* Brief
Will you write out, word for word, every line from the one with "Give me the" to the final line of the data below, with the pictures left out?

* Recorded data
★ ★ ★

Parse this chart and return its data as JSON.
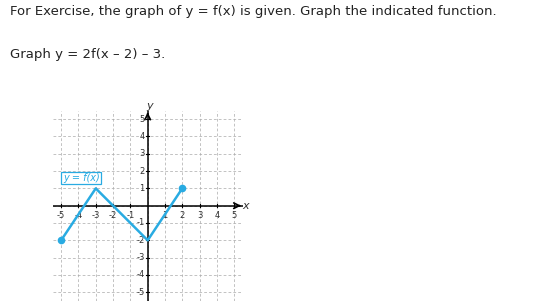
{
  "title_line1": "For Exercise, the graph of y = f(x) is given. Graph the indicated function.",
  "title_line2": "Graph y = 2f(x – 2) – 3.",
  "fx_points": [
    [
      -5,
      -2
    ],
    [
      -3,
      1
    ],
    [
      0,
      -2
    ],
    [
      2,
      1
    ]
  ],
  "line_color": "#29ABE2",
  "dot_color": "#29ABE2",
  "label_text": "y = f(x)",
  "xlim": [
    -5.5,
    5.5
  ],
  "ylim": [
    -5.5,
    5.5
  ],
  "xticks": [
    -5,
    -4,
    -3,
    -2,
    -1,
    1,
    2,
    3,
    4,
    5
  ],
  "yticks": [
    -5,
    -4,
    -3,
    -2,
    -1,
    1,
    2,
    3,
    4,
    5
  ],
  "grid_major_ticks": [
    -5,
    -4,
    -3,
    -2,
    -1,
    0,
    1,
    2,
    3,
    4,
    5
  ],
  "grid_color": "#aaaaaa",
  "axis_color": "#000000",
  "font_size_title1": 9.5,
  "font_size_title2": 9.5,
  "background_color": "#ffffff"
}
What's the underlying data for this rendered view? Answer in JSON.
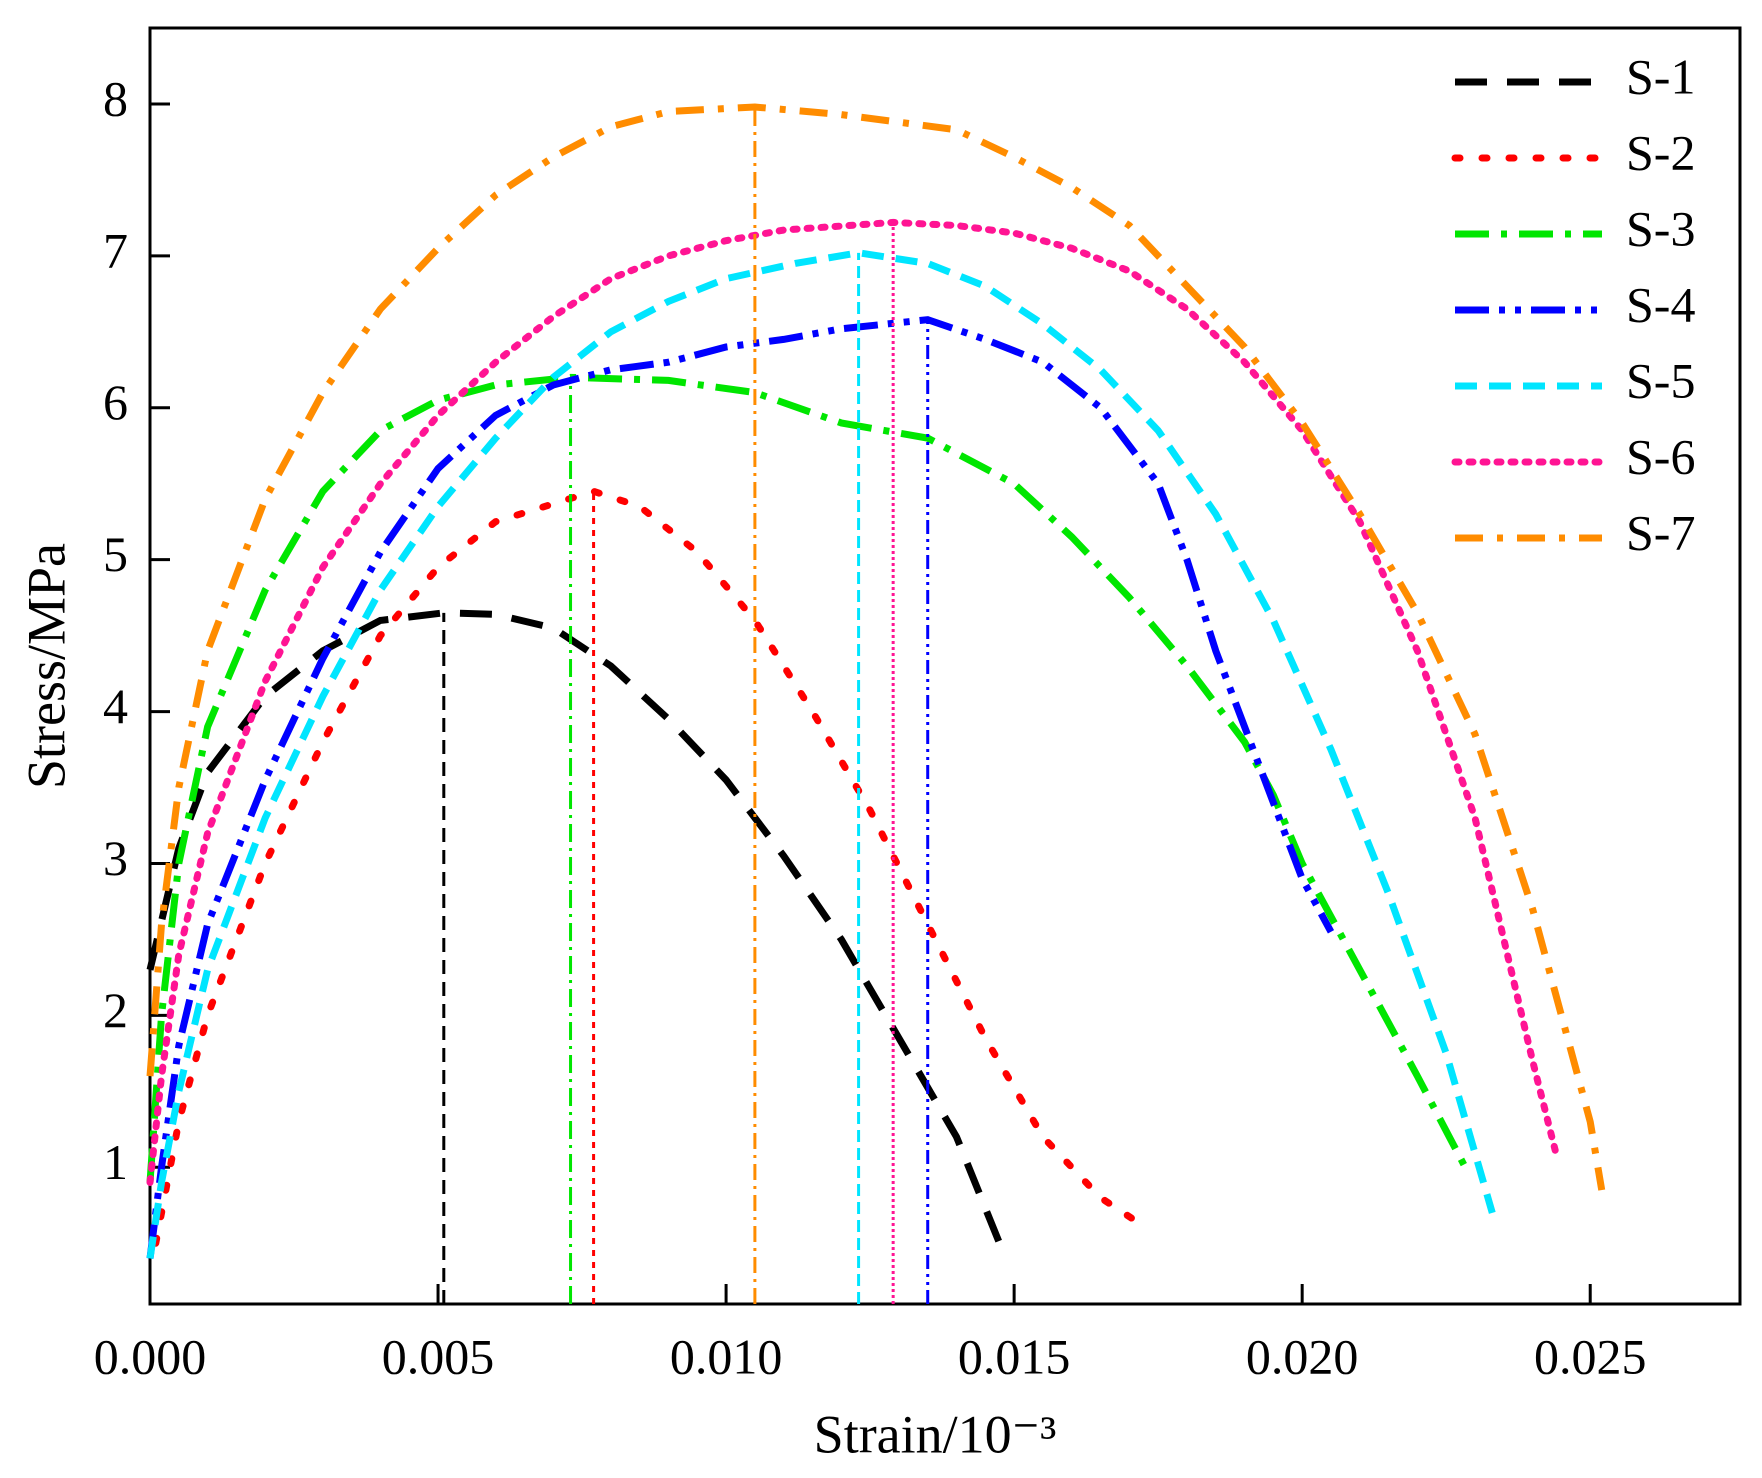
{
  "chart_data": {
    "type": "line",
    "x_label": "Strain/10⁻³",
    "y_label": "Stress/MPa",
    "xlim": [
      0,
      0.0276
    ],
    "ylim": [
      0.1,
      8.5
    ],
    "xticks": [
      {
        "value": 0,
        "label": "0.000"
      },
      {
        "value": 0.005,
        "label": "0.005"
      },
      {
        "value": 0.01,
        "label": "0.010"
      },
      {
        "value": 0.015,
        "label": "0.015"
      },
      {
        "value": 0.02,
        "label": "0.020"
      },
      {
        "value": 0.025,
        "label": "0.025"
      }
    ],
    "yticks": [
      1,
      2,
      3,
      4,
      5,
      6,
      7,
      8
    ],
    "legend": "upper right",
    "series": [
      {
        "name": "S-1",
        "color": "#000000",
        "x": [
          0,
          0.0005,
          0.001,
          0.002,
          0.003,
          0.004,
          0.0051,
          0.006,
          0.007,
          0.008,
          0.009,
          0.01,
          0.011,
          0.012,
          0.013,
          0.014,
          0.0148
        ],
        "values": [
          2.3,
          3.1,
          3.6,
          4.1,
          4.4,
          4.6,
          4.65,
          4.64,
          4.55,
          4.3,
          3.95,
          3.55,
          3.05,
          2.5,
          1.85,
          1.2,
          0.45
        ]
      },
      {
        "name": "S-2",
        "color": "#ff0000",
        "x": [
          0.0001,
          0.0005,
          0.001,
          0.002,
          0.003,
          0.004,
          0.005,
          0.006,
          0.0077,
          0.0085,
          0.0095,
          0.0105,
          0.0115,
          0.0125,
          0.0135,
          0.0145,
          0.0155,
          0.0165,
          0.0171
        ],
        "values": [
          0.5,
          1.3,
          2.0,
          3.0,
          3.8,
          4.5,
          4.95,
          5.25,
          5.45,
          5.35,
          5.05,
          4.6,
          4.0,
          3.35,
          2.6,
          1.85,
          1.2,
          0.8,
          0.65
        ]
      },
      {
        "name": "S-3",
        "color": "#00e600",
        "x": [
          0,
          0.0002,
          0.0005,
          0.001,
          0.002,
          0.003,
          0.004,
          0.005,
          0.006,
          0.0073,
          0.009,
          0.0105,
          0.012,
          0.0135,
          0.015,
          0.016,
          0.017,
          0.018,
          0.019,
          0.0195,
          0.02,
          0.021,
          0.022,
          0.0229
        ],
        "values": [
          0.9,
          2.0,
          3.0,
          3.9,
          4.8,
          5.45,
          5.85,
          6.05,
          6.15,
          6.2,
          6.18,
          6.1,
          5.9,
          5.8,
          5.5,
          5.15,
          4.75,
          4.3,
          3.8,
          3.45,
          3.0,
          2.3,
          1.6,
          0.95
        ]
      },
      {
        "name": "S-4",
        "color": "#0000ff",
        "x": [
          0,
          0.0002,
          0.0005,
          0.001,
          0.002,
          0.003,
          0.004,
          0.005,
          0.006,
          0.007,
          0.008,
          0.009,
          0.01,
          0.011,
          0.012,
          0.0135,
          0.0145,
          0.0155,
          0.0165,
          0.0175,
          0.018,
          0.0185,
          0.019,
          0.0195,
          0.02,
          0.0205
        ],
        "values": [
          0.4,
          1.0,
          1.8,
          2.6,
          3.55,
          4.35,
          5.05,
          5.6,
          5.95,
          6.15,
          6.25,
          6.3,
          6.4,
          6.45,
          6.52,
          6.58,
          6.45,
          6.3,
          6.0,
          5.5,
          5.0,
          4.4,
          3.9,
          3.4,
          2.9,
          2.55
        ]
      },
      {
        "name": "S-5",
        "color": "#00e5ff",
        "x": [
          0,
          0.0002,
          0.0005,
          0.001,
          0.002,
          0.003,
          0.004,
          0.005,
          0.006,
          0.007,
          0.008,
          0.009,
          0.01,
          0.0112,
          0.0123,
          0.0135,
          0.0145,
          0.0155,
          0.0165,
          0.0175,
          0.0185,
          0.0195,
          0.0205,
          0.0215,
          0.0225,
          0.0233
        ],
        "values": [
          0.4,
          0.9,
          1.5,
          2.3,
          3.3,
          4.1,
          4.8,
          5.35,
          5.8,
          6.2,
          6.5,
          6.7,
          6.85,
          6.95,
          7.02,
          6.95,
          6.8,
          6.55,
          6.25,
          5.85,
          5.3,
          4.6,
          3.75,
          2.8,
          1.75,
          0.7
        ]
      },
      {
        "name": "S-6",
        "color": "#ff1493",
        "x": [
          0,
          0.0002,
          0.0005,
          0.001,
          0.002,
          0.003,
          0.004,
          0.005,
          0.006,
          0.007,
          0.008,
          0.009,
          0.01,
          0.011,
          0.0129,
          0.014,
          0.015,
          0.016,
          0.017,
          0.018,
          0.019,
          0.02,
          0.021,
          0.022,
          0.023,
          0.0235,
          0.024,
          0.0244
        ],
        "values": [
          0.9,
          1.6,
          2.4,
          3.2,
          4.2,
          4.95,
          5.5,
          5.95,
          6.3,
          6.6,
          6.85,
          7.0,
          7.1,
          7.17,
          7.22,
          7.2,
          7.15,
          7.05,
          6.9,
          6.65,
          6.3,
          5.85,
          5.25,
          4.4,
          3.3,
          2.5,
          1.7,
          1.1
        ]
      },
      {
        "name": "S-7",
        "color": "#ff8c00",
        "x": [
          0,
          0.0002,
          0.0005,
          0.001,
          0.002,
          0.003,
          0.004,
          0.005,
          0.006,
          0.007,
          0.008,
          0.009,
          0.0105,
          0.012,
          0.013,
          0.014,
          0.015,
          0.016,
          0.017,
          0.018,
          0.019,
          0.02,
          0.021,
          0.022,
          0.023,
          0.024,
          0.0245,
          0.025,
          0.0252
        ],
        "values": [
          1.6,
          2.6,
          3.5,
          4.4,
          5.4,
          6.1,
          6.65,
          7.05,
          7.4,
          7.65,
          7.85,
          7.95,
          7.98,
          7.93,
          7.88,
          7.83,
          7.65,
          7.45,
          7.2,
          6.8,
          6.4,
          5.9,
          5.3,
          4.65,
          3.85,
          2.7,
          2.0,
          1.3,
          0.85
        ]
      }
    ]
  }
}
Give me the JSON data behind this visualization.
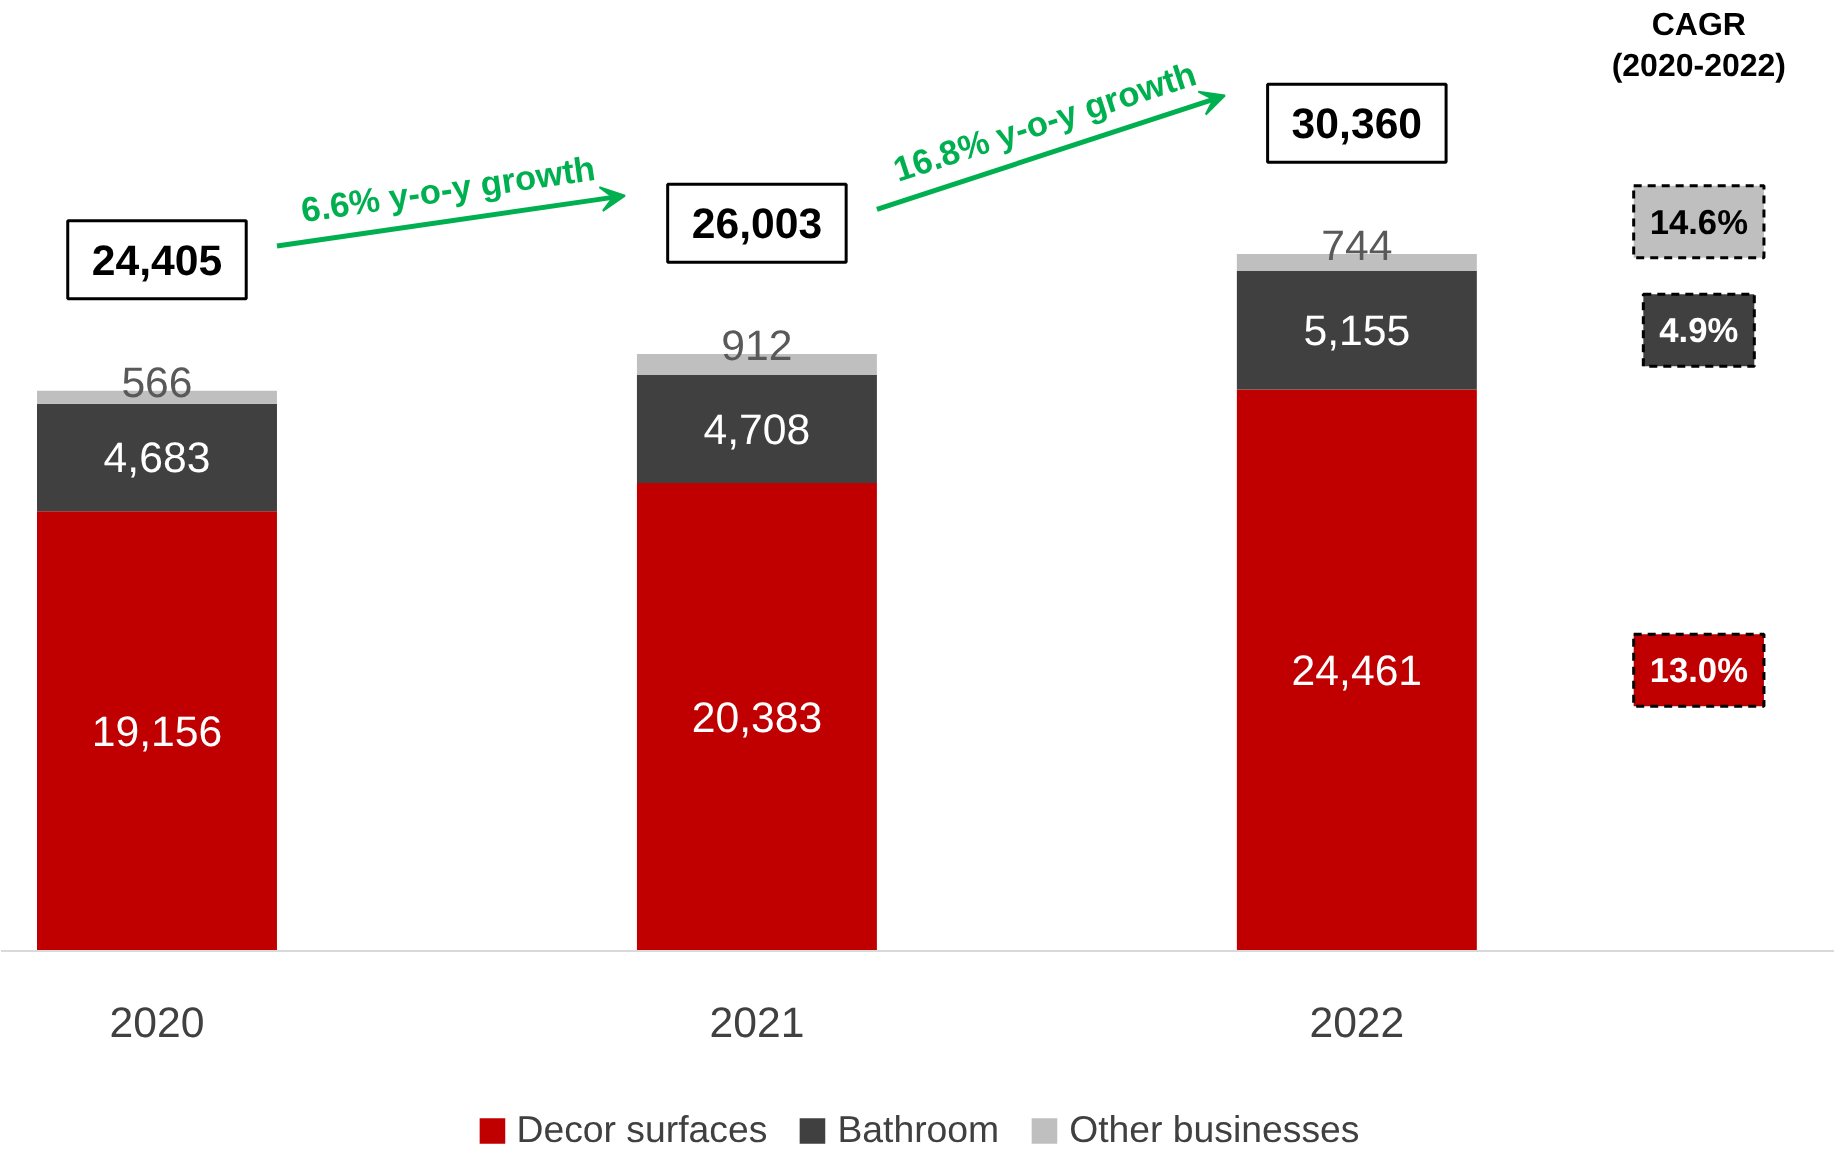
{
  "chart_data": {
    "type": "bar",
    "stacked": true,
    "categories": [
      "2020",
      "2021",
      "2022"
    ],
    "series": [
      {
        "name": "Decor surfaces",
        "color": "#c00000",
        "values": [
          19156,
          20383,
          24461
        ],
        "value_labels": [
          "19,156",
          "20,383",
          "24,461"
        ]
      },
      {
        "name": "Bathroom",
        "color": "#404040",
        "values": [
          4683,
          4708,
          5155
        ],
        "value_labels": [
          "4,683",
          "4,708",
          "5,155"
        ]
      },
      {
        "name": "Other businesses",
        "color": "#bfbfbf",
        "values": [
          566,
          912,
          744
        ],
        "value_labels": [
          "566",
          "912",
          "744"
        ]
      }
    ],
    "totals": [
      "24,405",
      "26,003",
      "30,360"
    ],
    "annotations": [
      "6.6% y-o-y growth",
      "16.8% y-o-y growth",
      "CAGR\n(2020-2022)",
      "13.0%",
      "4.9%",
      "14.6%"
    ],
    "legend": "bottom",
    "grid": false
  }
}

★ ★ ★

* Expected answer
Give me the JSON data behind this visualization.
{
  "chart_data": {
    "type": "bar",
    "stacked": true,
    "categories": [
      "2020",
      "2021",
      "2022"
    ],
    "series": [
      {
        "name": "Decor surfaces",
        "color": "#c00000",
        "values": [
          19156,
          20383,
          24461
        ],
        "value_labels": [
          "19,156",
          "20,383",
          "24,461"
        ]
      },
      {
        "name": "Bathroom",
        "color": "#404040",
        "values": [
          4683,
          4708,
          5155
        ],
        "value_labels": [
          "4,683",
          "4,708",
          "5,155"
        ]
      },
      {
        "name": "Other businesses",
        "color": "#bfbfbf",
        "values": [
          566,
          912,
          744
        ],
        "value_labels": [
          "566",
          "912",
          "744"
        ]
      }
    ],
    "totals": [
      "24,405",
      "26,003",
      "30,360"
    ],
    "annotations": [
      "6.6% y-o-y growth",
      "16.8% y-o-y growth",
      "CAGR\n(2020-2022)",
      "13.0%",
      "4.9%",
      "14.6%"
    ],
    "legend": "bottom",
    "grid": false
  }
}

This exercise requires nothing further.